• [Task statement]:
Examine the material below. Gather every line in which the string "JSON" appears.

Start of Dataset entries

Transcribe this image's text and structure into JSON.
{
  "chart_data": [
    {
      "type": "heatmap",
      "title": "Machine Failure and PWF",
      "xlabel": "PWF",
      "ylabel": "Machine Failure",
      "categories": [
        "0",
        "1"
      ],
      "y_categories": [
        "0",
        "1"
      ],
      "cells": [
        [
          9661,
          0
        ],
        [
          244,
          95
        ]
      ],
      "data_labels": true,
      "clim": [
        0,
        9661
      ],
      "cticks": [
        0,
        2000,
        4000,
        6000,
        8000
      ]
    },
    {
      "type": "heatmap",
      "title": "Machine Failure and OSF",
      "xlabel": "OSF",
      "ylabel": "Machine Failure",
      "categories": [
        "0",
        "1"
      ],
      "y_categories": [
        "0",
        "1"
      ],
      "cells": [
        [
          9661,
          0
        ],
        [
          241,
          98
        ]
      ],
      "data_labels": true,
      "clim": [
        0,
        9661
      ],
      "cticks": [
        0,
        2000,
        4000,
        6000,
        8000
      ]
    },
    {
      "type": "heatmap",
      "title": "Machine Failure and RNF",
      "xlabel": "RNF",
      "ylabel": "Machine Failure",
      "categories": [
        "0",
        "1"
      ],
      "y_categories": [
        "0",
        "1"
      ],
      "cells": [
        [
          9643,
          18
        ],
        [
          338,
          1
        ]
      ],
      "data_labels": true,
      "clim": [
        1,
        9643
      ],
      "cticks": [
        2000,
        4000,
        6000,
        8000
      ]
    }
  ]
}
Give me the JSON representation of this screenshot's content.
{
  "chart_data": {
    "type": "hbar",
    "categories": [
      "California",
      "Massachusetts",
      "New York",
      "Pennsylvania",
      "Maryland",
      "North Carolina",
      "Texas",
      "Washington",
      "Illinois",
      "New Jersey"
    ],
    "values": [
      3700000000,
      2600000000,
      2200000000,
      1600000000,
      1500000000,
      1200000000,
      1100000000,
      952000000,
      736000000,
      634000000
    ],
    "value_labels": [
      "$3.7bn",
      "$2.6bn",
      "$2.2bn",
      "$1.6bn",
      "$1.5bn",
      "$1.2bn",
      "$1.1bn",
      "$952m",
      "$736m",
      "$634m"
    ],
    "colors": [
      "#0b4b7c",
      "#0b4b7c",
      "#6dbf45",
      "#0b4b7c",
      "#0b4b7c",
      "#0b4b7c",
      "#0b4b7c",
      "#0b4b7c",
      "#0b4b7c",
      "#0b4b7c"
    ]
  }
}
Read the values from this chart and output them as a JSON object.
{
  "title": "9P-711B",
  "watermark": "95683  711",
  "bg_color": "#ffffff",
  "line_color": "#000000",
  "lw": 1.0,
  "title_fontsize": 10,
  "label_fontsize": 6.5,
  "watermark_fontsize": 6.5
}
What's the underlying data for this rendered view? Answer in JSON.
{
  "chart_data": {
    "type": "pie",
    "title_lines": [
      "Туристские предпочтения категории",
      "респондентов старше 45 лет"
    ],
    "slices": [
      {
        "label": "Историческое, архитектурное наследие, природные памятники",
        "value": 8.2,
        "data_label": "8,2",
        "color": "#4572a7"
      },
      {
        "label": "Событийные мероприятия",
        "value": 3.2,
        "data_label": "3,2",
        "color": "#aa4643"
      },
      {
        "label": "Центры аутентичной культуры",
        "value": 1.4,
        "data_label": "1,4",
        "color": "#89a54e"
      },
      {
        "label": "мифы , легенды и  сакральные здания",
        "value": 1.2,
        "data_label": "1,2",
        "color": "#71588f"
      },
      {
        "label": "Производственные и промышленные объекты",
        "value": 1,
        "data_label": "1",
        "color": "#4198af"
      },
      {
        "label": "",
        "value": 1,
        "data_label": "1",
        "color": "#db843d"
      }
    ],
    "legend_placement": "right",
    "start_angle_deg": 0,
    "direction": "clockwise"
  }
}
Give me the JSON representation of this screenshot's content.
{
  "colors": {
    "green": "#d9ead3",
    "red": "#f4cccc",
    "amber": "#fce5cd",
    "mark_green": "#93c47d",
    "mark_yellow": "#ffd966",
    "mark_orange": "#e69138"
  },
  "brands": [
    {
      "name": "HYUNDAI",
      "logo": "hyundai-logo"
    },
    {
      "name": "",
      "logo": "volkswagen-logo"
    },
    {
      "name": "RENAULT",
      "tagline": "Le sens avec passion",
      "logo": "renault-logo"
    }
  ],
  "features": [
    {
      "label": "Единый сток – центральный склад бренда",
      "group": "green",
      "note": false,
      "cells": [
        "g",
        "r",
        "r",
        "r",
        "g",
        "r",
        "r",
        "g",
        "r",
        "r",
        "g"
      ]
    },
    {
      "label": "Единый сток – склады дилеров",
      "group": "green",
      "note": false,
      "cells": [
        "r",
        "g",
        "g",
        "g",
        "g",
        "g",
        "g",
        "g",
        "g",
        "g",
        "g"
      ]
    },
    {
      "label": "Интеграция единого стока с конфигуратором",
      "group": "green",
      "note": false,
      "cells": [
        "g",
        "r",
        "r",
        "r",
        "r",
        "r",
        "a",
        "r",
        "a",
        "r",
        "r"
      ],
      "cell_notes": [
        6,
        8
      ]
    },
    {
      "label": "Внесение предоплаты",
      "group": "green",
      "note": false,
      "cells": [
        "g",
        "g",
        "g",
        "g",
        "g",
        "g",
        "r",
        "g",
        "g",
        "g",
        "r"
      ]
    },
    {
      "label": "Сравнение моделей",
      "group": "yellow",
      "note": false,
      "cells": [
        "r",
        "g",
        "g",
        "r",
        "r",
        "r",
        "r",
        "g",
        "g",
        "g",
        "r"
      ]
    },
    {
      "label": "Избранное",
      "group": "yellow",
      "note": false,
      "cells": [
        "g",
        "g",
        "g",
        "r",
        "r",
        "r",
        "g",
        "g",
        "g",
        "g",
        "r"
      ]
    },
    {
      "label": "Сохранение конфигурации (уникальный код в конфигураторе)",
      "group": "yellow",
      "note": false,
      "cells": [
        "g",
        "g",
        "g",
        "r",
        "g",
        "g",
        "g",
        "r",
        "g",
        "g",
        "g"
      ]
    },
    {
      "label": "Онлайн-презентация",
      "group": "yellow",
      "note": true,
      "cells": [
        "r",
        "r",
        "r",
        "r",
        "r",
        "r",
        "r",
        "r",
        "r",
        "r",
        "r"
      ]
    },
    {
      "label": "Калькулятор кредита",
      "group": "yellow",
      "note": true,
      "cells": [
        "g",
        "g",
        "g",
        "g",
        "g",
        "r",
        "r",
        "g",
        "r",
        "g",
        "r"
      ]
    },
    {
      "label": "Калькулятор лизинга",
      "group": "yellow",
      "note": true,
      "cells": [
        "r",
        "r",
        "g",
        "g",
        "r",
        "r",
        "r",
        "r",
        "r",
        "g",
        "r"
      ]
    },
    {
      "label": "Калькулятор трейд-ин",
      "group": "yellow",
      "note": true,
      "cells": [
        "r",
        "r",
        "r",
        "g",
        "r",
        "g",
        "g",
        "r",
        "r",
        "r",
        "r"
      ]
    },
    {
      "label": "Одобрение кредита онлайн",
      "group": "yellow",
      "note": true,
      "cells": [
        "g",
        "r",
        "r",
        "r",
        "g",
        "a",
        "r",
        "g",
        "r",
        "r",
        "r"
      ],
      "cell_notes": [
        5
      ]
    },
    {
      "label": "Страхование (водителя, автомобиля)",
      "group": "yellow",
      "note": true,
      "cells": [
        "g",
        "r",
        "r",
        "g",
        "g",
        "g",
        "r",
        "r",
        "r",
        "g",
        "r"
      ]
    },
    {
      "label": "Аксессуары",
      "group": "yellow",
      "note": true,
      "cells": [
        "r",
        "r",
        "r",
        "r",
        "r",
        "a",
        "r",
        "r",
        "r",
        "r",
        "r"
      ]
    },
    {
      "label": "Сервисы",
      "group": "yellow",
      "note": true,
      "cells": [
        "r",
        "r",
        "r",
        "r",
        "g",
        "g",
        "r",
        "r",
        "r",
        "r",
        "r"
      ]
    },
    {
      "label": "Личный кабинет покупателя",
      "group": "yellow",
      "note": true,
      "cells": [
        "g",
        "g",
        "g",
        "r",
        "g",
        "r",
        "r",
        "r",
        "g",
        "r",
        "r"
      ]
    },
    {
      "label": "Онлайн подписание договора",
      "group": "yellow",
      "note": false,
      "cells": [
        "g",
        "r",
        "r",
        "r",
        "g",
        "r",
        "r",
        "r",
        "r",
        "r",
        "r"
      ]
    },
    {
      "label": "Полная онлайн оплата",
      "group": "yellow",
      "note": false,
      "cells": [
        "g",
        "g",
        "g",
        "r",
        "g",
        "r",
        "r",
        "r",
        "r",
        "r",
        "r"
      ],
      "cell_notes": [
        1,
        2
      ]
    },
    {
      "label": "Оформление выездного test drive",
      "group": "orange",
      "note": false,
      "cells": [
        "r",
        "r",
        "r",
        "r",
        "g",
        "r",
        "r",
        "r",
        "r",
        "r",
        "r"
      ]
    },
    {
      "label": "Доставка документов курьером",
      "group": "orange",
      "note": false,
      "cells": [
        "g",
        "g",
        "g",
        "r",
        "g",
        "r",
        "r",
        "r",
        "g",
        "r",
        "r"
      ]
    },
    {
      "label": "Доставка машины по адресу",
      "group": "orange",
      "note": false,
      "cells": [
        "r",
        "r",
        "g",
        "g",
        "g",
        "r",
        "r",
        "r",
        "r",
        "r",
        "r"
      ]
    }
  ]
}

End of Dataset entries

• [Answer to this task]:
Transcribe this image's text and structure into JSON.
Give me the JSON representation of this screenshot's content.
Read the values from this chart and output them as a JSON object.
What's the underlying data for this rendered view? Answer in JSON.
Give me the JSON representation of this screenshot's content.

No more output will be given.